[Stored entries]
## BEGIN
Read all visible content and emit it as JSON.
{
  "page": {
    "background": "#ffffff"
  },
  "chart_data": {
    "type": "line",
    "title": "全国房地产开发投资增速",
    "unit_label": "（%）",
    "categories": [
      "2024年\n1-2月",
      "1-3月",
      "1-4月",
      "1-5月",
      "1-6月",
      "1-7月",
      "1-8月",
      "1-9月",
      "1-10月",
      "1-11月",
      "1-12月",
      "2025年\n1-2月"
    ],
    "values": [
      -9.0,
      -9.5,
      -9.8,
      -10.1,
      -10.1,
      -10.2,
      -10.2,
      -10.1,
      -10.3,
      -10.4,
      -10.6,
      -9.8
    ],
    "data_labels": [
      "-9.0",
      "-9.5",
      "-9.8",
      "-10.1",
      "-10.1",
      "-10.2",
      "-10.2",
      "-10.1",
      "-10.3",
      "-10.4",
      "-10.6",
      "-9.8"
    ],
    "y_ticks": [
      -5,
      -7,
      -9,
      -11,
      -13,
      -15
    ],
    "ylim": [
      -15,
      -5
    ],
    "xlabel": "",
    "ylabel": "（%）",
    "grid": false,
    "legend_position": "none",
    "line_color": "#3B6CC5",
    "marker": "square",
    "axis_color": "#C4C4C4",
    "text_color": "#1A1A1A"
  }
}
## END
_Your goal_
Go through the material above line by line and copy it exactly.

_Final result_
Read all visible content and emit it as JSON.
{
  "page": {
    "background": "#ffffff"
  },
  "chart_data": {
    "type": "line",
    "title": "全国房地产开发投资增速",
    "unit_label": "（%）",
    "categories": [
      "2024年\n1-2月",
      "1-3月",
      "1-4月",
      "1-5月",
      "1-6月",
      "1-7月",
      "1-8月",
      "1-9月",
      "1-10月",
      "1-11月",
      "1-12月",
      "2025年\n1-2月"
    ],
    "values": [
      -9.0,
      -9.5,
      -9.8,
      -10.1,
      -10.1,
      -10.2,
      -10.2,
      -10.1,
      -10.3,
      -10.4,
      -10.6,
      -9.8
    ],
    "data_labels": [
      "-9.0",
      "-9.5",
      "-9.8",
      "-10.1",
      "-10.1",
      "-10.2",
      "-10.2",
      "-10.1",
      "-10.3",
      "-10.4",
      "-10.6",
      "-9.8"
    ],
    "y_ticks": [
      -5,
      -7,
      -9,
      -11,
      -13,
      -15
    ],
    "ylim": [
      -15,
      -5
    ],
    "xlabel": "",
    "ylabel": "（%）",
    "grid": false,
    "legend_position": "none",
    "line_color": "#3B6CC5",
    "marker": "square",
    "axis_color": "#C4C4C4",
    "text_color": "#1A1A1A"
  }
}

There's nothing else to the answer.